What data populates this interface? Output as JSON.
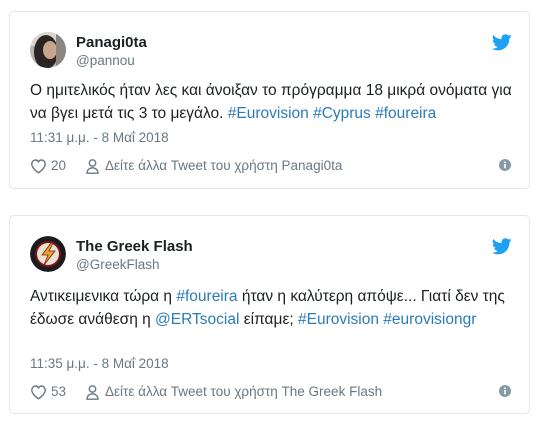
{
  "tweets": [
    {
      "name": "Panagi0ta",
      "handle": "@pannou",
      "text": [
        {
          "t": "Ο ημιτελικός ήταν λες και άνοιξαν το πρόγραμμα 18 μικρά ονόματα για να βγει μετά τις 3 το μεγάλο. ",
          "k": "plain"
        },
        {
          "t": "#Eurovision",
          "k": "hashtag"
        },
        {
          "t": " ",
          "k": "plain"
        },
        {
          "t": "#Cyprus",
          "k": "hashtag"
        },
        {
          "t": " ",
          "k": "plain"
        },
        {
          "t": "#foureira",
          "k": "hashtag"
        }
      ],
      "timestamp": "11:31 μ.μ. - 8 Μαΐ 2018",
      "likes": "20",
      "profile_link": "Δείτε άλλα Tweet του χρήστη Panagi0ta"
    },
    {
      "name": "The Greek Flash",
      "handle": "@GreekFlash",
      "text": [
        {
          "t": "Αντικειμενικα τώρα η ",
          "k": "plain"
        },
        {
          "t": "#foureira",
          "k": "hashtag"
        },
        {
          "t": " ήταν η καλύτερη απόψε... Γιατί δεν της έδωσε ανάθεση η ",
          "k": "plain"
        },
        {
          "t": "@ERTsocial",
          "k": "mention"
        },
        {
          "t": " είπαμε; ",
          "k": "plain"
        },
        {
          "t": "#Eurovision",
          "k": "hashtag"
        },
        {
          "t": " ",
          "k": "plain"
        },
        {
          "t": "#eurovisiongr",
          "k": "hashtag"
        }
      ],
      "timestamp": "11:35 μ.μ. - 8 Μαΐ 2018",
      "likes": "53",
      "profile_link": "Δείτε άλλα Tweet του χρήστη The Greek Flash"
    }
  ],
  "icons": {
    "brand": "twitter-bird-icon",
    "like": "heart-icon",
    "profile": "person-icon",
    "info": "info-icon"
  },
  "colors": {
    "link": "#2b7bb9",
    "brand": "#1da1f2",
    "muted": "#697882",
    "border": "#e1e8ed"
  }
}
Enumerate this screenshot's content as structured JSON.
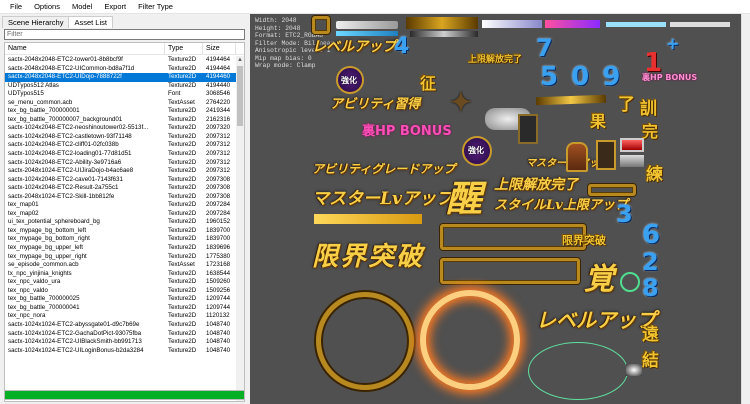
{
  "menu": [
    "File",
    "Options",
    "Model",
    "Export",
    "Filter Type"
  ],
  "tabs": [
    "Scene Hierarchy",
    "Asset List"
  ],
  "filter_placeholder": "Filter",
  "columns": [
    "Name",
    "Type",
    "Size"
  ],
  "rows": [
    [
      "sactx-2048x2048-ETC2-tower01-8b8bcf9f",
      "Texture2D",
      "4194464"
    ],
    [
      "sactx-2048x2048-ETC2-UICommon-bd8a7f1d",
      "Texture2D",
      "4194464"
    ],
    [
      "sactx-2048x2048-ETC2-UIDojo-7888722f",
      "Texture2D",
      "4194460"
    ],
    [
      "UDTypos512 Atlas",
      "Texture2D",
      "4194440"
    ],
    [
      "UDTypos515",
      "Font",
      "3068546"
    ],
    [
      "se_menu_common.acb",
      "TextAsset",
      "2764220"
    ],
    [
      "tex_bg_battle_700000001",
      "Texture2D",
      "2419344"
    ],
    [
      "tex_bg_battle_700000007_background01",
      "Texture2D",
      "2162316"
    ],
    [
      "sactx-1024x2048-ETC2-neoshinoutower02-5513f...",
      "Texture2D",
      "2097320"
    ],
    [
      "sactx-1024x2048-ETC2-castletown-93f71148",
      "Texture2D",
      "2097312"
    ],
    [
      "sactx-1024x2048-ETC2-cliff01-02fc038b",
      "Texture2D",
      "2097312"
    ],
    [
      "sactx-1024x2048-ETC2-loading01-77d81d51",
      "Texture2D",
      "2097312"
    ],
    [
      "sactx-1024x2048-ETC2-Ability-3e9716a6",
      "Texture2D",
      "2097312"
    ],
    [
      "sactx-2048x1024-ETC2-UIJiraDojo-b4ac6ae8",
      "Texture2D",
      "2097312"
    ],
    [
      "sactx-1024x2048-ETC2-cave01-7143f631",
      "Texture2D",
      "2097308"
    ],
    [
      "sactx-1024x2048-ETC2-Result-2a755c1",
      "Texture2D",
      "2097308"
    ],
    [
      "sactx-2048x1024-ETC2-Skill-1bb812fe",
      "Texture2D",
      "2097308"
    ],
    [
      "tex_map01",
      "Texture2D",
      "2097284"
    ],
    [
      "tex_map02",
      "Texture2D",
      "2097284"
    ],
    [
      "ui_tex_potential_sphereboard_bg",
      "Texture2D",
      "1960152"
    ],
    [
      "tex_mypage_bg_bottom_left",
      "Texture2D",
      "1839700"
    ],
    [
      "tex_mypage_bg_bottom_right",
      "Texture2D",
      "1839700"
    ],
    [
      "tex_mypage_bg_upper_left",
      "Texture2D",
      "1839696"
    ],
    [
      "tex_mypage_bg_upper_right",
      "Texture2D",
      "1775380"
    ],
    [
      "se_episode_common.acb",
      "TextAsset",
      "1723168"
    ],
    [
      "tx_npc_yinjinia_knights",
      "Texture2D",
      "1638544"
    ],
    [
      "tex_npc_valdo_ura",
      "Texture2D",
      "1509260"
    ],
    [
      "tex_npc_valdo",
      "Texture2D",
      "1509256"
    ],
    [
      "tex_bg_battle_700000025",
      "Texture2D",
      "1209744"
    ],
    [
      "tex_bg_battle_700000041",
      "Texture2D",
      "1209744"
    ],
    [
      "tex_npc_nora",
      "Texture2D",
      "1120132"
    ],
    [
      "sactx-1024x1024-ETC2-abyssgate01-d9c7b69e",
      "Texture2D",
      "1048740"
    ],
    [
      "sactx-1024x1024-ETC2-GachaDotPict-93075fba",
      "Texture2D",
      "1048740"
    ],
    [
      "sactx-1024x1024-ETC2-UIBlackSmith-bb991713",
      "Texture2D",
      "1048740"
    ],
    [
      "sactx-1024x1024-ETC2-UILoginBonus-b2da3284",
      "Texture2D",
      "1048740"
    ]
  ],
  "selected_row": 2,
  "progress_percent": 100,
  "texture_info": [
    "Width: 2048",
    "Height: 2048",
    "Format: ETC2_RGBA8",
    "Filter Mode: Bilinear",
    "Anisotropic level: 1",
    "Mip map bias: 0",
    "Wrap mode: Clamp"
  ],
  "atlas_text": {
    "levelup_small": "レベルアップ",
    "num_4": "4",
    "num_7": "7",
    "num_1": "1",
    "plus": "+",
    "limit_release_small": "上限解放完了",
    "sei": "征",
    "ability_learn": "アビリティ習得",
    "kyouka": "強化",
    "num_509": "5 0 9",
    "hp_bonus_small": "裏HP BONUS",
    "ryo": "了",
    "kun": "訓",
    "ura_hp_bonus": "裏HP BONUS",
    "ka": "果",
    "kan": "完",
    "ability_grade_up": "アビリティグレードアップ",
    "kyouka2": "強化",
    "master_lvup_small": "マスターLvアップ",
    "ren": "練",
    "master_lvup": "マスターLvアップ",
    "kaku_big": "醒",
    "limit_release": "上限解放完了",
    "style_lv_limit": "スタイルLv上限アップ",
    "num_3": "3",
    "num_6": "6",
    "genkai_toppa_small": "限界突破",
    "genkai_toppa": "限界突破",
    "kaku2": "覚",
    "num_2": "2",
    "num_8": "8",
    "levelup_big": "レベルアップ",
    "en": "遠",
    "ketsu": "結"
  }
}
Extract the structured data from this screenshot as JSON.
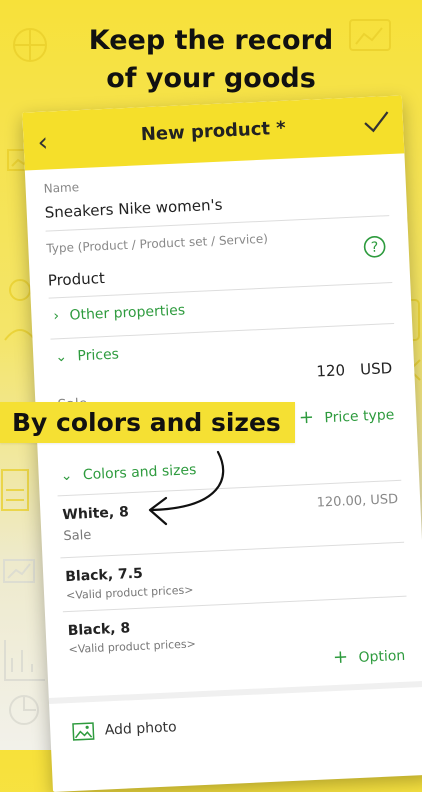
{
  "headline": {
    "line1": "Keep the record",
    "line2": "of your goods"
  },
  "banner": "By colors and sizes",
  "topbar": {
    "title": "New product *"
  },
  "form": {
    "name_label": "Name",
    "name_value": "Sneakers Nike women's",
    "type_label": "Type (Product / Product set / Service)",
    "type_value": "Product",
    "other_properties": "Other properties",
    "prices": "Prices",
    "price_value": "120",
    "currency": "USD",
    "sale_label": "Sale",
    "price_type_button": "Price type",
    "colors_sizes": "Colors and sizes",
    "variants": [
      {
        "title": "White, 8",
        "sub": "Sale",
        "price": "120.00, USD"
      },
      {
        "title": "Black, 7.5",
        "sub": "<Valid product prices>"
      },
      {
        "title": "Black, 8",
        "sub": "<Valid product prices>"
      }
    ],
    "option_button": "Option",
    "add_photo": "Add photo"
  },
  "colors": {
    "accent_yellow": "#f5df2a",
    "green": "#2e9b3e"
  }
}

- - - - -

• _Short exercise_
List all lines holding the string "Filter".

• _Exercise output_
    "Filter Type"
  "filter_placeholder": "Filter",
    "Filter Mode: Bilinear",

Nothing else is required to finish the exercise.